[Saved data entries]
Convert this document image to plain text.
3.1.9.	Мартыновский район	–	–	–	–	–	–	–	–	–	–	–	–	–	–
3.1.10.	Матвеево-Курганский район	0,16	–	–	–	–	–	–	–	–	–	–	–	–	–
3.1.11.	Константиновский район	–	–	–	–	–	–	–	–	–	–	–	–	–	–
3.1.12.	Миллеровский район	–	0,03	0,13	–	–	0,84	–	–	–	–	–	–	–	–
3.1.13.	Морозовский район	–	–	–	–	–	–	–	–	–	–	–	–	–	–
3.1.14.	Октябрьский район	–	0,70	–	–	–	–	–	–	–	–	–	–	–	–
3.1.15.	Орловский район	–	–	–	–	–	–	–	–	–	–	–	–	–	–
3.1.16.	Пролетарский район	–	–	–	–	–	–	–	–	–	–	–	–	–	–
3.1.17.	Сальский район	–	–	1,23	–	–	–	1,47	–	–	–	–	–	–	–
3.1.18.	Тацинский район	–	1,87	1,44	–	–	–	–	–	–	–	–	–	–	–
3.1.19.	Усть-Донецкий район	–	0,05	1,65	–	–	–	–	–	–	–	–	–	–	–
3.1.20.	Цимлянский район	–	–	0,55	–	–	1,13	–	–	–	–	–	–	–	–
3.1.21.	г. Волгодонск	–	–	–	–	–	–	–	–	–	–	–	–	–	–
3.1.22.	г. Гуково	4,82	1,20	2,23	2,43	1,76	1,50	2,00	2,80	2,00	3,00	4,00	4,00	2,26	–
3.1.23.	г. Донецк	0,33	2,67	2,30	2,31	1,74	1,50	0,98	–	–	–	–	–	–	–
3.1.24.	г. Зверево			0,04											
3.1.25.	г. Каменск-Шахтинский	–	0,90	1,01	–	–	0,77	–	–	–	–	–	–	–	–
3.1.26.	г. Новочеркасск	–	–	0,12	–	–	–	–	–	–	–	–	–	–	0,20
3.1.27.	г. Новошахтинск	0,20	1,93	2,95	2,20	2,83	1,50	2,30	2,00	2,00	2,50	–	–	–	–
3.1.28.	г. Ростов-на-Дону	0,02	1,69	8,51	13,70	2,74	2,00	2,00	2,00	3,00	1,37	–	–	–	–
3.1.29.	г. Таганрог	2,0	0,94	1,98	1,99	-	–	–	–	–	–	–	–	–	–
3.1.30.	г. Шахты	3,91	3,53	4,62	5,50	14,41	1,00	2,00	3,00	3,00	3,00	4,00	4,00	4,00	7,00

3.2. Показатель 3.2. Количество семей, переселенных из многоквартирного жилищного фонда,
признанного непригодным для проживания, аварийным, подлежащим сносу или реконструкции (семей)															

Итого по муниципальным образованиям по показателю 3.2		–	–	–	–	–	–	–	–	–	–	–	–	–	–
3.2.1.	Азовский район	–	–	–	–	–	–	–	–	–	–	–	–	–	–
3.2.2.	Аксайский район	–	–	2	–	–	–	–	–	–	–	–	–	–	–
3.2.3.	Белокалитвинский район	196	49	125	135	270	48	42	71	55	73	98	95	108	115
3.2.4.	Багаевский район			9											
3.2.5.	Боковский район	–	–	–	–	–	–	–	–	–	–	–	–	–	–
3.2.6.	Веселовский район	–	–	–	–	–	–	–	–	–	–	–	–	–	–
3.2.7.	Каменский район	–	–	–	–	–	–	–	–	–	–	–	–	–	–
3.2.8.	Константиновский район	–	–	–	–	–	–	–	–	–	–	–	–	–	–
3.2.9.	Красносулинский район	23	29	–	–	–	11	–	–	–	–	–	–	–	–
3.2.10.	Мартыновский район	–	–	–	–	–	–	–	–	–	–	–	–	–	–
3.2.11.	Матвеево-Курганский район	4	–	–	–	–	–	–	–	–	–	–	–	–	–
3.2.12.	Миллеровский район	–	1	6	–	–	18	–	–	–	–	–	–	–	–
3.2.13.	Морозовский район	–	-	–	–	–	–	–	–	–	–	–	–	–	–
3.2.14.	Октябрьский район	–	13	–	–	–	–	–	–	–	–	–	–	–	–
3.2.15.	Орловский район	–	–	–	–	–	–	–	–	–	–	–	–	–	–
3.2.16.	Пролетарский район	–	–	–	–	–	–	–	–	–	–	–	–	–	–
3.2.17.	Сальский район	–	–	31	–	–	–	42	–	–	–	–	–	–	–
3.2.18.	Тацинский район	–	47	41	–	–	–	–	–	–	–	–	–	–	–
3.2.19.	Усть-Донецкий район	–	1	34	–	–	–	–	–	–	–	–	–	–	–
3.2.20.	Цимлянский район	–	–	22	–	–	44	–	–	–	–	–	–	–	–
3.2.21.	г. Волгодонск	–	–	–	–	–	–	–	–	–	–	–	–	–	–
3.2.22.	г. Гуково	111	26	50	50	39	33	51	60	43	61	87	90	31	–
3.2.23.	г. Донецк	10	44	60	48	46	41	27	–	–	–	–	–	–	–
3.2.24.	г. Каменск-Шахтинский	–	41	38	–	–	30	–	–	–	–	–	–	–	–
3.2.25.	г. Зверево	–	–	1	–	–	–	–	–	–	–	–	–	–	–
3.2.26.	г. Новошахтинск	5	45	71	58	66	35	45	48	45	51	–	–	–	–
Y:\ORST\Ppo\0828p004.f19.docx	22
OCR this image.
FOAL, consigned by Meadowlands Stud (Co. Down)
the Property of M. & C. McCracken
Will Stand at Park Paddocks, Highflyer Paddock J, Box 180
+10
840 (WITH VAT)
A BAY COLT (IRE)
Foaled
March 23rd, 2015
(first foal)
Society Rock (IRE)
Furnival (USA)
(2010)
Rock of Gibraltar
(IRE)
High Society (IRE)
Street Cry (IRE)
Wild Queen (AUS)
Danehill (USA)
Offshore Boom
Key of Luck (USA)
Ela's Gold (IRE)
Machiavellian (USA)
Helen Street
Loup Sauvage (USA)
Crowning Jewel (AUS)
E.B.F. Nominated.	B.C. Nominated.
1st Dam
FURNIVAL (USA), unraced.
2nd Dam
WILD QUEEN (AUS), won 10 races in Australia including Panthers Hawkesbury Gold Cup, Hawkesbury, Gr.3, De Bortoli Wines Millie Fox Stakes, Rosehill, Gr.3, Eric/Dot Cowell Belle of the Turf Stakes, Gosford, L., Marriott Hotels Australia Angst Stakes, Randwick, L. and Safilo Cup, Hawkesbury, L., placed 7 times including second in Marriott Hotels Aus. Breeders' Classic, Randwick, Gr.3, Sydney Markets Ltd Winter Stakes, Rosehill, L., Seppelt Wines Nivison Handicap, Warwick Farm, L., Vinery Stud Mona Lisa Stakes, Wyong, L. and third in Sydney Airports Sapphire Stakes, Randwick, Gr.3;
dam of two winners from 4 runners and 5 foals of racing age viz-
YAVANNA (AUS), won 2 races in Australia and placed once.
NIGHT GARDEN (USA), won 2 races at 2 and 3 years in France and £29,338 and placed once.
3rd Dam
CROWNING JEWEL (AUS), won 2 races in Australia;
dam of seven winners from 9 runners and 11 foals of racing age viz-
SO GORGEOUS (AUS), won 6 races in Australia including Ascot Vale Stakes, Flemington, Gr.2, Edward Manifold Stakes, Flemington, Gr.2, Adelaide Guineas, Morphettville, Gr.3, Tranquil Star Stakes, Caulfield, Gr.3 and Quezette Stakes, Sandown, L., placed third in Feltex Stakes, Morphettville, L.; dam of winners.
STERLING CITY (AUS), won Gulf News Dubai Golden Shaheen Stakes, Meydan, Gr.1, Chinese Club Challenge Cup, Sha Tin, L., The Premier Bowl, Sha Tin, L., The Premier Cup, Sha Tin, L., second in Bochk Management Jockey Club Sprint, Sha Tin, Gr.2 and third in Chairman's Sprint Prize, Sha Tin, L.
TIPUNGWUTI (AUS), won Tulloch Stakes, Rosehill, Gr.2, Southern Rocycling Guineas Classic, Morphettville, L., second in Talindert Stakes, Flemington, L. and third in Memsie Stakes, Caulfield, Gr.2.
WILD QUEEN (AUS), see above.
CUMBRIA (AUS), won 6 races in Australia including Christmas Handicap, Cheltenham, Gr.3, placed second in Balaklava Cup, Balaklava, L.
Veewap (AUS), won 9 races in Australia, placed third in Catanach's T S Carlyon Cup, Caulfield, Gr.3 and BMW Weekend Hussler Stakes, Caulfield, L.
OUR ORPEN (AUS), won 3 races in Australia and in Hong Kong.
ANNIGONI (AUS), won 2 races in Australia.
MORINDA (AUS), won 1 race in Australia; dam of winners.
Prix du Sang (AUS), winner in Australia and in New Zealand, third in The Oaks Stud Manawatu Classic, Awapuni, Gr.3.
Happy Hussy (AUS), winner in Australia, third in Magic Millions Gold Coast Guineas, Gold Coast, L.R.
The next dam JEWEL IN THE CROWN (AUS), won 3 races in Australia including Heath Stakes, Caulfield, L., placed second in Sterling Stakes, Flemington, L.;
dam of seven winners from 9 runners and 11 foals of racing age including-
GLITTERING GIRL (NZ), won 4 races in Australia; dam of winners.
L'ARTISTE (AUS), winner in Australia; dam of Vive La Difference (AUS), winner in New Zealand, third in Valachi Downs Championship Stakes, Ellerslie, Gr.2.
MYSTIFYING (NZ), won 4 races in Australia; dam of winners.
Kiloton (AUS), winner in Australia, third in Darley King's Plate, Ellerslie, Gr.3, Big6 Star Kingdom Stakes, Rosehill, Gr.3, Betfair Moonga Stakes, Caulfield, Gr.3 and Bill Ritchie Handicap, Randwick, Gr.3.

> [Task]:
Which lines contain the word "Randwick"? Copy each of them.

> [Final answer]:
WILD QUEEN (AUS), won 10 races in Australia including Panthers Hawkesbury Gold Cup, Hawkesbury, Gr.3, De Bortoli Wines Millie Fox Stakes, Rosehill, Gr.3, Eric/Dot Cowell Belle of the Turf Stakes, Gosford, L., Marriott Hotels Australia Angst Stakes, Randwick, L. and Safilo Cup, Hawkesbury, L., placed 7 times including second in Marriott Hotels Aus. Breeders' Classic, Randwick, Gr.3, Sydney Markets Ltd Winter Stakes, Rosehill, L., Seppelt Wines Nivison Handicap, Warwick Farm, L., Vinery Stud Mona Lisa Stakes, Wyong, L. and third in Sydney Airports Sapphire Stakes, Randwick, Gr.3;
Kiloton (AUS), winner in Australia, third in Darley King's Plate, Ellerslie, Gr.3, Big6 Star Kingdom Stakes, Rosehill, Gr.3, Betfair Moonga Stakes, Caulfield, Gr.3 and Bill Ritchie Handicap, Randwick, Gr.3.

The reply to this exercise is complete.